▶ Records for the task:
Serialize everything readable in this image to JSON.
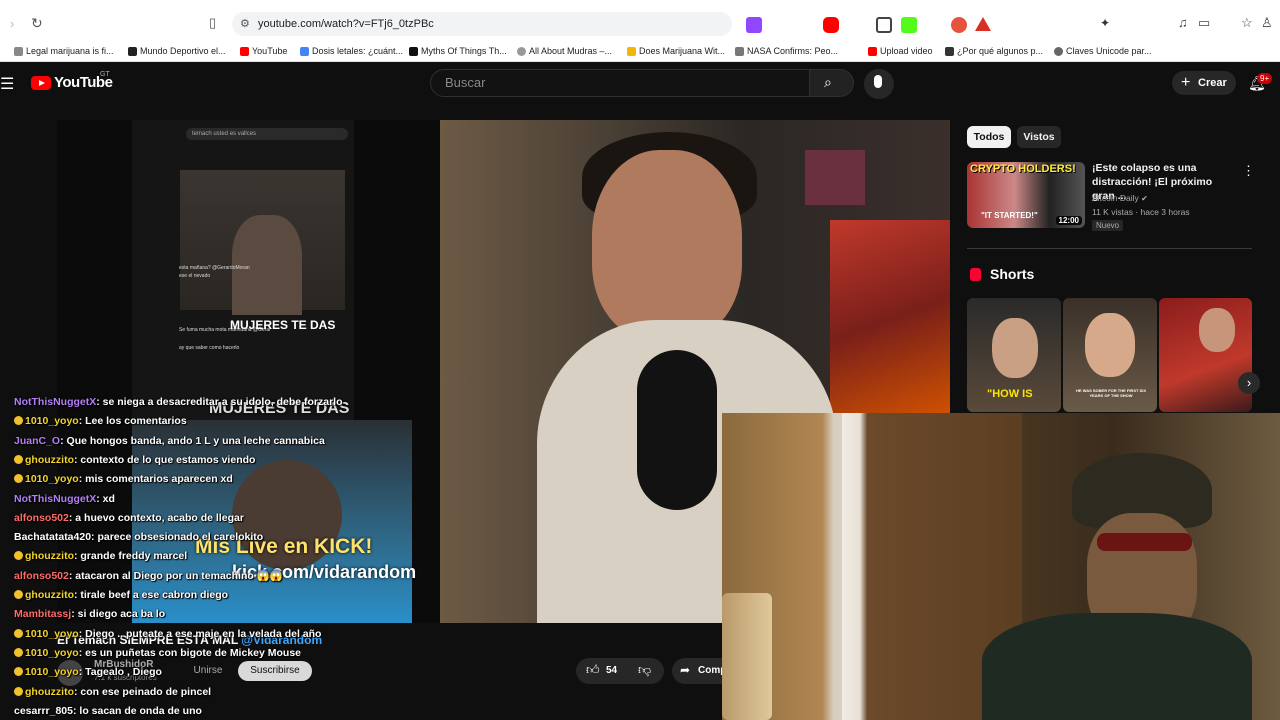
{
  "browser": {
    "url": "youtube.com/watch?v=FTj6_0tzPBc",
    "bookmarks": [
      {
        "label": "Legal marijuana is fi..."
      },
      {
        "label": "Mundo Deportivo el..."
      },
      {
        "label": "YouTube"
      },
      {
        "label": "Dosis letales: ¿cuánt..."
      },
      {
        "label": "Myths Of Things Th..."
      },
      {
        "label": "All About Mudras –..."
      },
      {
        "label": "Does Marijuana Wit..."
      },
      {
        "label": "NASA Confirms: Peo..."
      },
      {
        "label": "Upload video"
      },
      {
        "label": "¿Por qué algunos p..."
      },
      {
        "label": "Claves Unicode par..."
      }
    ],
    "colors": {
      "accent": "#1a73e8"
    }
  },
  "header": {
    "logo_text": "YouTube",
    "country_code": "GT",
    "search_placeholder": "Buscar",
    "create_label": "Crear",
    "notifications_badge": "9+"
  },
  "video": {
    "phone_search_text": "temach usted es vallces",
    "phone_caption": "MUJERES TE DAS",
    "phone_small_lines": [
      "esta mañana? @GerardoMoran",
      "ese el nevado",
      "Se fuma mucha mota marihuana @Gerar",
      "ay que saber como hacerlo"
    ],
    "overlay_caption": "MUJERES TE DAS",
    "promo_line": "Mis Live en KICK!",
    "promo_url": "kick.com/vidarandom",
    "bottom_caption": "El Temach SIEMPRE ESTÁ MAL",
    "bottom_handle": "@Vidarandom"
  },
  "chat": [
    {
      "user": "NotThisNuggetX",
      "color": "#b27ff5",
      "message": ": se niega a desacreditar a su idolo, debe forzarlo",
      "badges": false
    },
    {
      "user": "1010_yoyo",
      "color": "#f2d32b",
      "message": ": Lee los comentarios",
      "badges": true
    },
    {
      "user": "JuanC_O",
      "color": "#b27ff5",
      "message": ": Que hongos banda, ando 1 L y una leche cannabica",
      "badges": false
    },
    {
      "user": "ghouzzito",
      "color": "#f2d32b",
      "message": ": contexto de lo que estamos viendo",
      "badges": true
    },
    {
      "user": "1010_yoyo",
      "color": "#f2d32b",
      "message": ": mis comentarios aparecen xd",
      "badges": true
    },
    {
      "user": "NotThisNuggetX",
      "color": "#b27ff5",
      "message": ": xd",
      "badges": false
    },
    {
      "user": "alfonso502",
      "color": "#ff6a6a",
      "message": ": a huevo contexto, acabo de llegar",
      "badges": false
    },
    {
      "user": "Bachatatata420",
      "color": "#ffffff",
      "message": ": parece obsesionado el carelokito",
      "badges": false
    },
    {
      "user": "ghouzzito",
      "color": "#f2d32b",
      "message": ": grande freddy marcel",
      "badges": true
    },
    {
      "user": "alfonso502",
      "color": "#ff6a6a",
      "message": ": atacaron al Diego por un temachino 😱😱",
      "badges": false
    },
    {
      "user": "ghouzzito",
      "color": "#f2d32b",
      "message": ": tirale beef a ese cabron diego",
      "badges": true
    },
    {
      "user": "Mambitassj",
      "color": "#ff6a6a",
      "message": ": si diego aca ba lo",
      "badges": false
    },
    {
      "user": "1010_yoyo",
      "color": "#f2d32b",
      "message": ": Diego .. puteate a ese maje en la velada del año",
      "badges": true
    },
    {
      "user": "1010_yoyo",
      "color": "#f2d32b",
      "message": ": es un puñetas con bigote de Mickey Mouse",
      "badges": true
    },
    {
      "user": "1010_yoyo",
      "color": "#f2d32b",
      "message": ": Tagealo , Diego",
      "badges": true
    },
    {
      "user": "ghouzzito",
      "color": "#f2d32b",
      "message": ": con ese peinado de pincel",
      "badges": true
    },
    {
      "user": "cesarrr_805",
      "color": "#ffffff",
      "message": ": lo sacan de onda de uno",
      "badges": false
    }
  ],
  "channel": {
    "name": "MrBushidoR",
    "subscribers": "7.1 k suscriptores",
    "join_label": "Unirse",
    "subscribe_label": "Suscribirse"
  },
  "actions": {
    "like_count": "54",
    "share_label": "Comp"
  },
  "sidebar": {
    "chips": [
      {
        "label": "Todos",
        "active": true
      },
      {
        "label": "Vistos",
        "active": false
      }
    ],
    "recommended": {
      "thumb_text": "CRYPTO HOLDERS!",
      "thumb_sub": "\"IT STARTED!\"",
      "duration": "12:00",
      "title": "¡Este colapso es una distracción! ¡El próximo gran ...",
      "channel": "Altcoin Daily",
      "meta": "11 K vistas · hace 3 horas",
      "badge": "Nuevo"
    },
    "shorts_label": "Shorts",
    "shorts": [
      {
        "caption": "\"HOW IS"
      },
      {
        "caption": "HE WAS SOBER FOR THE FIRST SIX YEARS OF THE SHOW"
      },
      {
        "caption": ""
      }
    ]
  }
}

▶ Instruction:
Reproduce every record word for word. The copy must contain no pictures.

▶ Output for this task:
Serialize everything readable in this image to JSON.
{
  "browser": {
    "url": "youtube.com/watch?v=FTj6_0tzPBc",
    "bookmarks": [
      {
        "label": "Legal marijuana is fi..."
      },
      {
        "label": "Mundo Deportivo el..."
      },
      {
        "label": "YouTube"
      },
      {
        "label": "Dosis letales: ¿cuánt..."
      },
      {
        "label": "Myths Of Things Th..."
      },
      {
        "label": "All About Mudras –..."
      },
      {
        "label": "Does Marijuana Wit..."
      },
      {
        "label": "NASA Confirms: Peo..."
      },
      {
        "label": "Upload video"
      },
      {
        "label": "¿Por qué algunos p..."
      },
      {
        "label": "Claves Unicode par..."
      }
    ],
    "colors": {
      "accent": "#1a73e8"
    }
  },
  "header": {
    "logo_text": "YouTube",
    "country_code": "GT",
    "search_placeholder": "Buscar",
    "create_label": "Crear",
    "notifications_badge": "9+"
  },
  "video": {
    "phone_search_text": "temach usted es vallces",
    "phone_caption": "MUJERES TE DAS",
    "phone_small_lines": [
      "esta mañana? @GerardoMoran",
      "ese el nevado",
      "Se fuma mucha mota marihuana @Gerar",
      "ay que saber como hacerlo"
    ],
    "overlay_caption": "MUJERES TE DAS",
    "promo_line": "Mis Live en KICK!",
    "promo_url": "kick.com/vidarandom",
    "bottom_caption": "El Temach SIEMPRE ESTÁ MAL",
    "bottom_handle": "@Vidarandom"
  },
  "chat": [
    {
      "user": "NotThisNuggetX",
      "color": "#b27ff5",
      "message": ": se niega a desacreditar a su idolo, debe forzarlo",
      "badges": false
    },
    {
      "user": "1010_yoyo",
      "color": "#f2d32b",
      "message": ": Lee los comentarios",
      "badges": true
    },
    {
      "user": "JuanC_O",
      "color": "#b27ff5",
      "message": ": Que hongos banda, ando 1 L y una leche cannabica",
      "badges": false
    },
    {
      "user": "ghouzzito",
      "color": "#f2d32b",
      "message": ": contexto de lo que estamos viendo",
      "badges": true
    },
    {
      "user": "1010_yoyo",
      "color": "#f2d32b",
      "message": ": mis comentarios aparecen xd",
      "badges": true
    },
    {
      "user": "NotThisNuggetX",
      "color": "#b27ff5",
      "message": ": xd",
      "badges": false
    },
    {
      "user": "alfonso502",
      "color": "#ff6a6a",
      "message": ": a huevo contexto, acabo de llegar",
      "badges": false
    },
    {
      "user": "Bachatatata420",
      "color": "#ffffff",
      "message": ": parece obsesionado el carelokito",
      "badges": false
    },
    {
      "user": "ghouzzito",
      "color": "#f2d32b",
      "message": ": grande freddy marcel",
      "badges": true
    },
    {
      "user": "alfonso502",
      "color": "#ff6a6a",
      "message": ": atacaron al Diego por un temachino 😱😱",
      "badges": false
    },
    {
      "user": "ghouzzito",
      "color": "#f2d32b",
      "message": ": tirale beef a ese cabron diego",
      "badges": true
    },
    {
      "user": "Mambitassj",
      "color": "#ff6a6a",
      "message": ": si diego aca ba lo",
      "badges": false
    },
    {
      "user": "1010_yoyo",
      "color": "#f2d32b",
      "message": ": Diego .. puteate a ese maje en la velada del año",
      "badges": true
    },
    {
      "user": "1010_yoyo",
      "color": "#f2d32b",
      "message": ": es un puñetas con bigote de Mickey Mouse",
      "badges": true
    },
    {
      "user": "1010_yoyo",
      "color": "#f2d32b",
      "message": ": Tagealo , Diego",
      "badges": true
    },
    {
      "user": "ghouzzito",
      "color": "#f2d32b",
      "message": ": con ese peinado de pincel",
      "badges": true
    },
    {
      "user": "cesarrr_805",
      "color": "#ffffff",
      "message": ": lo sacan de onda de uno",
      "badges": false
    }
  ],
  "channel": {
    "name": "MrBushidoR",
    "subscribers": "7.1 k suscriptores",
    "join_label": "Unirse",
    "subscribe_label": "Suscribirse"
  },
  "actions": {
    "like_count": "54",
    "share_label": "Comp"
  },
  "sidebar": {
    "chips": [
      {
        "label": "Todos",
        "active": true
      },
      {
        "label": "Vistos",
        "active": false
      }
    ],
    "recommended": {
      "thumb_text": "CRYPTO HOLDERS!",
      "thumb_sub": "\"IT STARTED!\"",
      "duration": "12:00",
      "title": "¡Este colapso es una distracción! ¡El próximo gran ...",
      "channel": "Altcoin Daily",
      "meta": "11 K vistas · hace 3 horas",
      "badge": "Nuevo"
    },
    "shorts_label": "Shorts",
    "shorts": [
      {
        "caption": "\"HOW IS"
      },
      {
        "caption": "HE WAS SOBER FOR THE FIRST SIX YEARS OF THE SHOW"
      },
      {
        "caption": ""
      }
    ]
  }
}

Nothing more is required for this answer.